### Record list
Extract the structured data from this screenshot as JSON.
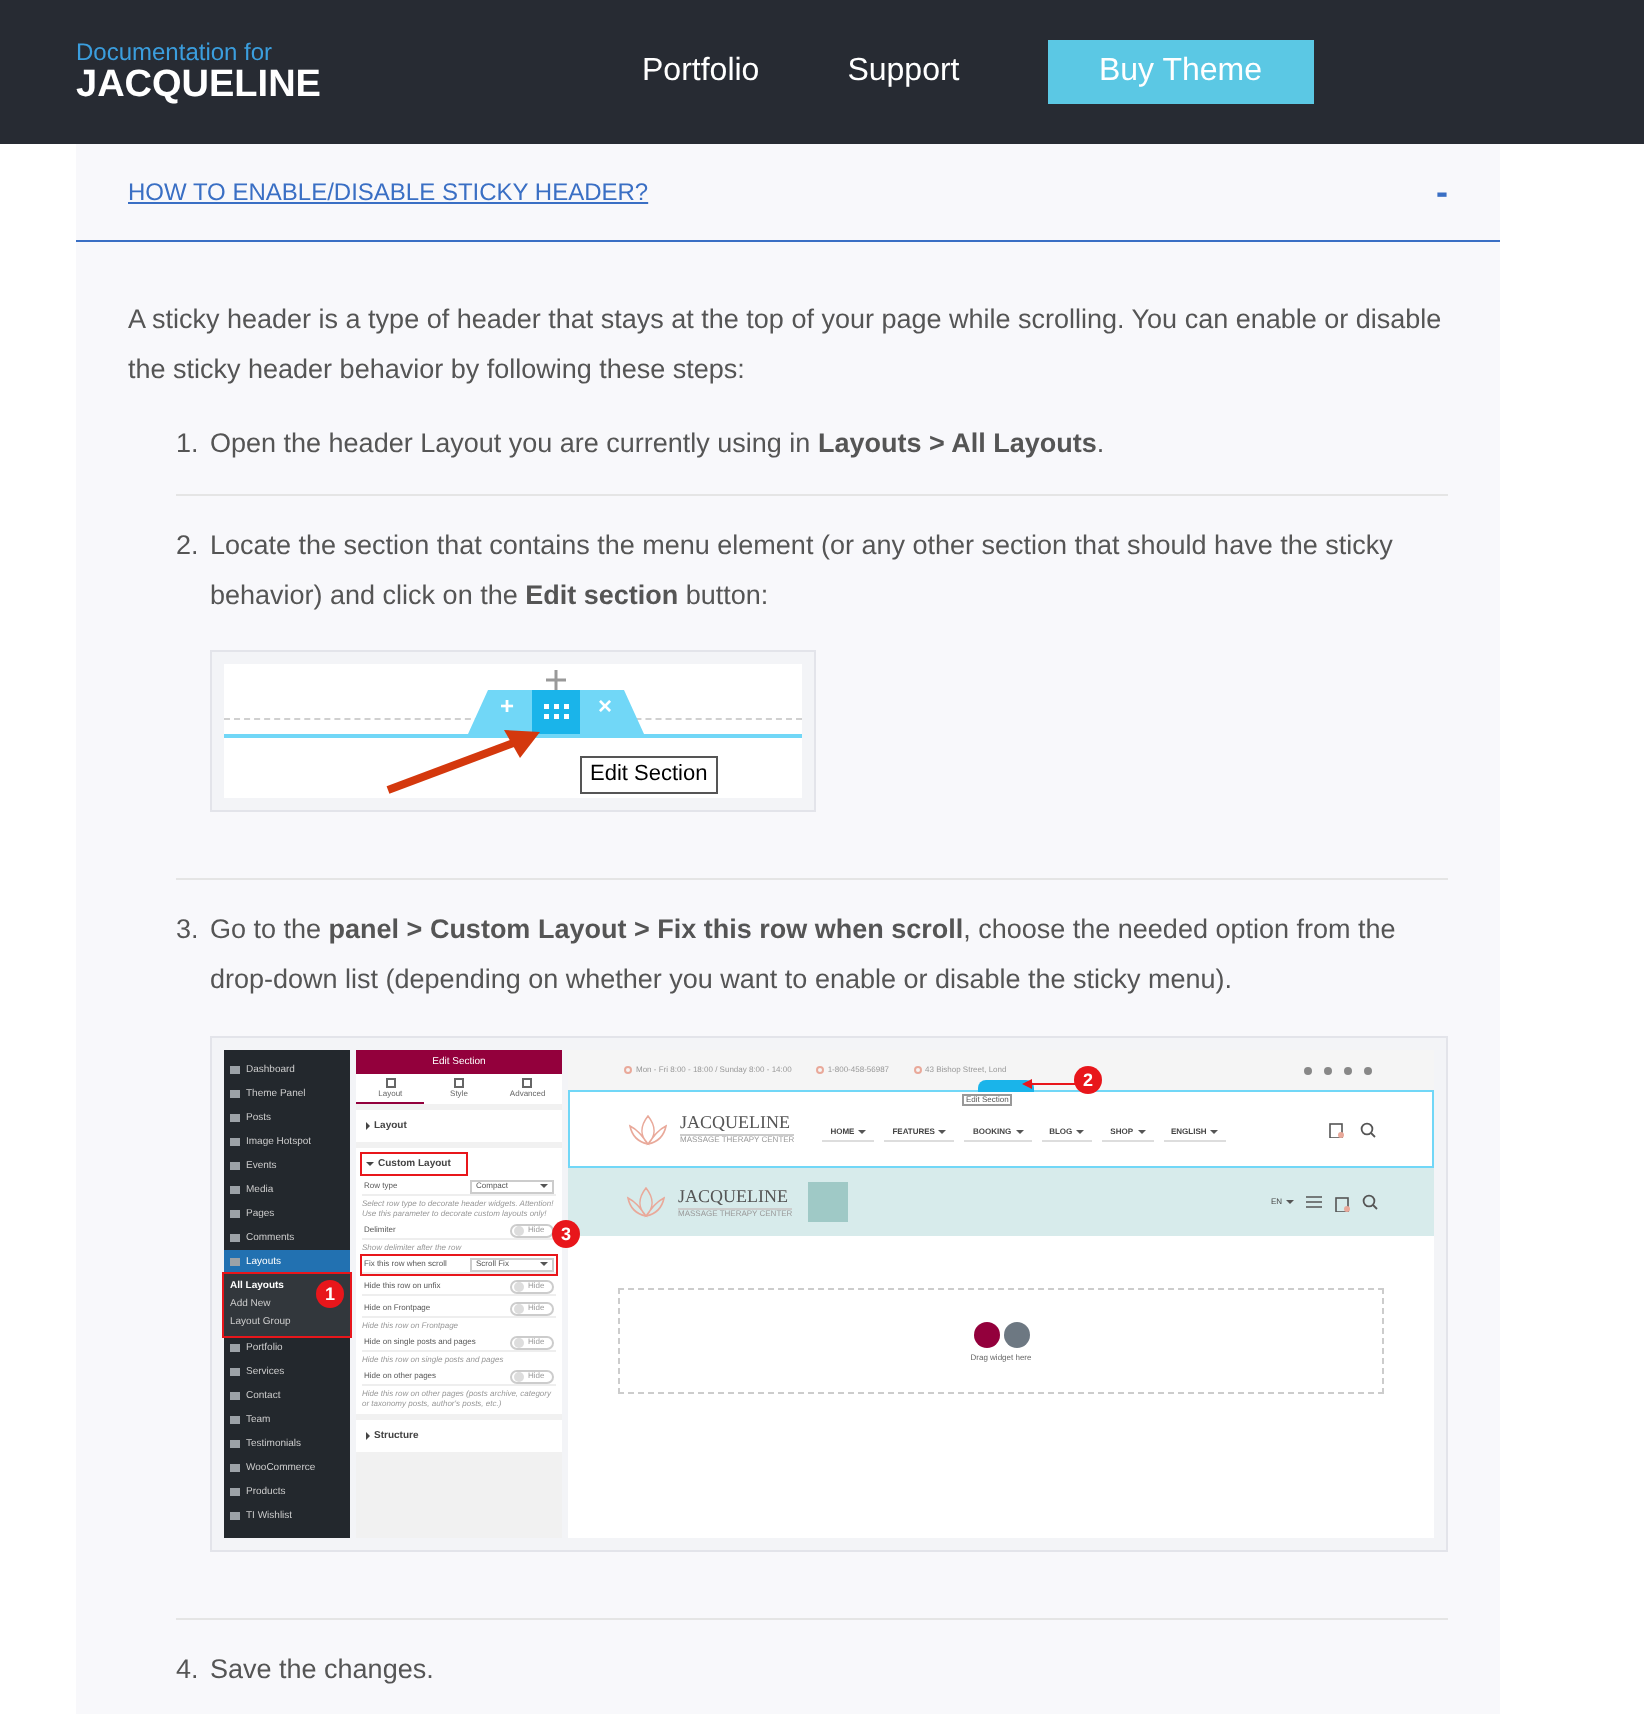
{
  "header": {
    "logo_caption": "Documentation for",
    "logo_title": "JACQUELINE",
    "nav": [
      {
        "label": "Portfolio",
        "kind": "link"
      },
      {
        "label": "Support",
        "kind": "link"
      },
      {
        "label": "Buy Theme",
        "kind": "button"
      }
    ]
  },
  "accordion": {
    "title": "HOW TO ENABLE/DISABLE STICKY HEADER?",
    "expanded": true,
    "toggle": "-"
  },
  "intro": "A sticky header is a type of header that stays at the top of your page while scrolling. You can enable or disable the sticky header behavior by following these steps:",
  "steps": [
    {
      "number": "1.",
      "text": "Open the header Layout you are currently using in **Layouts > All Layouts**."
    },
    {
      "number": "2.",
      "text": "Locate the section that contains the menu element (or any other section that should have the sticky behavior) and click on the **Edit section** button:",
      "figure": {
        "kind": "edit_handle",
        "add": "+",
        "remove": "×",
        "tooltip": "Edit Section"
      }
    },
    {
      "number": "3.",
      "text": "Go to the **panel > Custom Layout > Fix this row when scroll**, choose the needed option from the drop-down list (depending on whether you want to enable or disable the sticky menu).",
      "figure": {
        "kind": "editor",
        "sidebar": [
          {
            "label": "Dashboard",
            "selected": false
          },
          {
            "label": "Theme Panel",
            "selected": false
          },
          {
            "label": "Posts",
            "selected": false
          },
          {
            "label": "Image Hotspot",
            "selected": false
          },
          {
            "label": "Events",
            "selected": false
          },
          {
            "label": "Media",
            "selected": false
          },
          {
            "label": "Pages",
            "selected": false
          },
          {
            "label": "Comments",
            "selected": false
          },
          {
            "label": "Layouts",
            "selected": true,
            "callout": "1",
            "children": [
              {
                "label": "All Layouts",
                "selected": true
              },
              {
                "label": "Add New",
                "selected": false
              },
              {
                "label": "Layout Group",
                "selected": false
              }
            ]
          },
          {
            "label": "Portfolio",
            "selected": false
          },
          {
            "label": "Services",
            "selected": false
          },
          {
            "label": "Contact",
            "selected": false
          },
          {
            "label": "Team",
            "selected": false
          },
          {
            "label": "Testimonials",
            "selected": false
          },
          {
            "label": "WooCommerce",
            "selected": false
          },
          {
            "label": "Products",
            "selected": false
          },
          {
            "label": "TI Wishlist",
            "selected": false
          }
        ],
        "panel": {
          "title": "Edit Section",
          "tabs": [
            {
              "label": "Layout",
              "selected": true
            },
            {
              "label": "Style",
              "selected": false
            },
            {
              "label": "Advanced",
              "selected": false
            }
          ],
          "sections": [
            {
              "title": "Layout",
              "expanded": false,
              "highlighted": false
            },
            {
              "title": "Custom Layout",
              "expanded": true,
              "highlighted": true,
              "fields": [
                {
                  "kind": "select",
                  "label": "Row type",
                  "value": "Compact",
                  "highlighted": false,
                  "hint": "Select row type to decorate header widgets. Attention! Use this parameter to decorate custom layouts only!"
                },
                {
                  "kind": "toggle",
                  "label": "Delimiter",
                  "on": false,
                  "highlighted": false,
                  "toggle_label": "Hide",
                  "hint": "Show delimiter after the row"
                },
                {
                  "kind": "select",
                  "label": "Fix this row when scroll",
                  "value": "Scroll Fix",
                  "highlighted": true,
                  "callout": "3"
                },
                {
                  "kind": "toggle",
                  "label": "Hide this row on unfix",
                  "on": false,
                  "highlighted": false,
                  "toggle_label": "Hide"
                },
                {
                  "kind": "toggle",
                  "label": "Hide on Frontpage",
                  "on": false,
                  "highlighted": false,
                  "toggle_label": "Hide",
                  "hint": "Hide this row on Frontpage"
                },
                {
                  "kind": "toggle",
                  "label": "Hide on single posts and pages",
                  "on": false,
                  "highlighted": false,
                  "toggle_label": "Hide",
                  "hint": "Hide this row on single posts and pages"
                },
                {
                  "kind": "toggle",
                  "label": "Hide on other pages",
                  "on": false,
                  "highlighted": false,
                  "toggle_label": "Hide",
                  "hint": "Hide this row on other pages (posts archive, category or taxonomy posts, author's posts, etc.)"
                }
              ]
            },
            {
              "title": "Structure",
              "expanded": false,
              "highlighted": false
            }
          ]
        },
        "site": {
          "topbar": [
            "Mon - Fri 8:00 - 18:00 / Sunday 8:00 - 14:00",
            "1-800-458-56987",
            "43 Bishop Street, Lond"
          ],
          "handle_callout": "2",
          "handle_tooltip": "Edit Section",
          "logo": "JACQUELINE",
          "tagline": "MASSAGE THERAPY CENTER",
          "menu": [
            "HOME",
            "FEATURES",
            "BOOKING",
            "BLOG",
            "SHOP",
            "ENGLISH"
          ],
          "sticky_logo": "JACQUELINE",
          "sticky_tagline": "MASSAGE THERAPY CENTER",
          "sticky_lang": "EN",
          "empty_hint": "Drag widget here"
        }
      }
    },
    {
      "number": "4.",
      "text": "Save the changes."
    }
  ]
}
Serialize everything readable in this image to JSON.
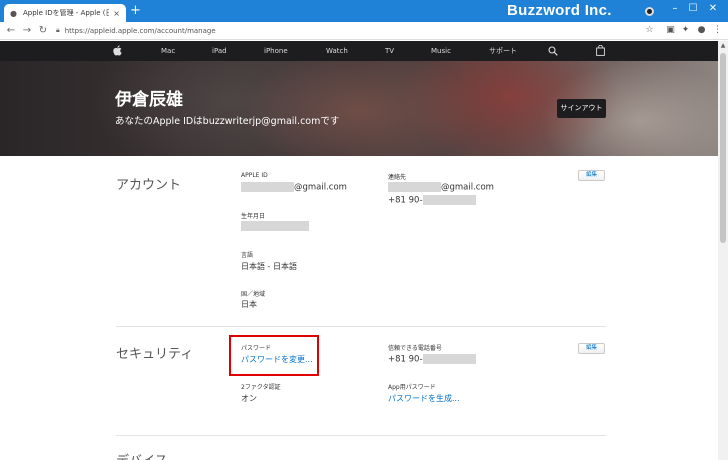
{
  "browser": {
    "tab_title": "Apple IDを管理 - Apple (日本)",
    "tab_close": "×",
    "new_tab": "+",
    "url": "https://appleid.apple.com/account/manage",
    "watermark": "Buzzword Inc.",
    "window": {
      "minimize": "–",
      "maximize": "☐",
      "close": "✕"
    }
  },
  "apple_nav": {
    "items": [
      "Mac",
      "iPad",
      "iPhone",
      "Watch",
      "TV",
      "Music",
      "サポート"
    ]
  },
  "hero": {
    "name": "伊倉辰雄",
    "subtitle": "あなたのApple IDはbuzzwriterjp@gmail.comです",
    "signout": "サインアウト"
  },
  "account": {
    "title": "アカウント",
    "apple_id_label": "APPLE ID",
    "apple_id_suffix": "@gmail.com",
    "birthday_label": "生年月日",
    "language_label": "言語",
    "language_value": "日本語 - 日本語",
    "region_label": "国／地域",
    "region_value": "日本",
    "contact_label": "連絡先",
    "contact_email_suffix": "@gmail.com",
    "contact_phone_prefix": "+81 90-",
    "edit": "編集"
  },
  "security": {
    "title": "セキュリティ",
    "password_label": "パスワード",
    "password_link": "パスワードを変更...",
    "twofa_label": "2ファクタ認証",
    "twofa_value": "オン",
    "trusted_phone_label": "信頼できる電話番号",
    "trusted_phone_prefix": "+81 90-",
    "app_password_label": "App用パスワード",
    "app_password_link": "パスワードを生成...",
    "edit": "編集"
  },
  "devices": {
    "title": "デバイス"
  }
}
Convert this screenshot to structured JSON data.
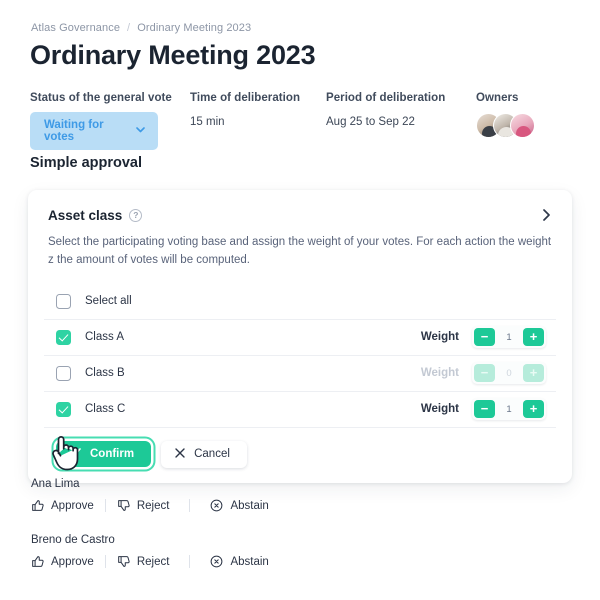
{
  "breadcrumb": {
    "root": "Atlas Governance",
    "separator": "/",
    "current": "Ordinary Meeting 2023"
  },
  "page_title": "Ordinary Meeting 2023",
  "meta": {
    "status": {
      "label": "Status of the general vote",
      "value": "Waiting for votes",
      "chevron": "⌄",
      "pill_bg": "#b9ddf6",
      "pill_fg": "#3e9ae6"
    },
    "time": {
      "label": "Time of deliberation",
      "value": "15 min"
    },
    "period": {
      "label": "Period of deliberation",
      "value": "Aug 25 to Sep 22"
    },
    "owners": {
      "label": "Owners",
      "count": 3
    }
  },
  "section_title": "Simple approval",
  "card": {
    "title": "Asset class",
    "help_icon": "?",
    "expand_icon": "›",
    "description": "Select the participating voting base and assign the weight of your votes. For each action the weight z the amount of votes will be computed.",
    "select_all": {
      "label": "Select all",
      "checked": false
    },
    "weight_label": "Weight",
    "minus": "−",
    "plus": "+",
    "classes": [
      {
        "label": "Class A",
        "checked": true,
        "weight": "1",
        "disabled": false
      },
      {
        "label": "Class B",
        "checked": false,
        "weight": "0",
        "disabled": true
      },
      {
        "label": "Class C",
        "checked": true,
        "weight": "1",
        "disabled": false
      }
    ],
    "confirm": {
      "label": "Confirm",
      "icon": "✓",
      "color": "#1dc997",
      "focused": true
    },
    "cancel": {
      "label": "Cancel",
      "icon": "✕"
    }
  },
  "voters": [
    {
      "name": "Ana Lima",
      "approve": "Approve",
      "reject": "Reject",
      "abstain": "Abstain"
    },
    {
      "name": "Breno de Castro",
      "approve": "Approve",
      "reject": "Reject",
      "abstain": "Abstain"
    }
  ]
}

### Stated exercise
Gather all the lines that include the word "account" and copy them out.

### Response to this exercise
    "url": "https://appleid.apple.com/account/manage",
  "account": {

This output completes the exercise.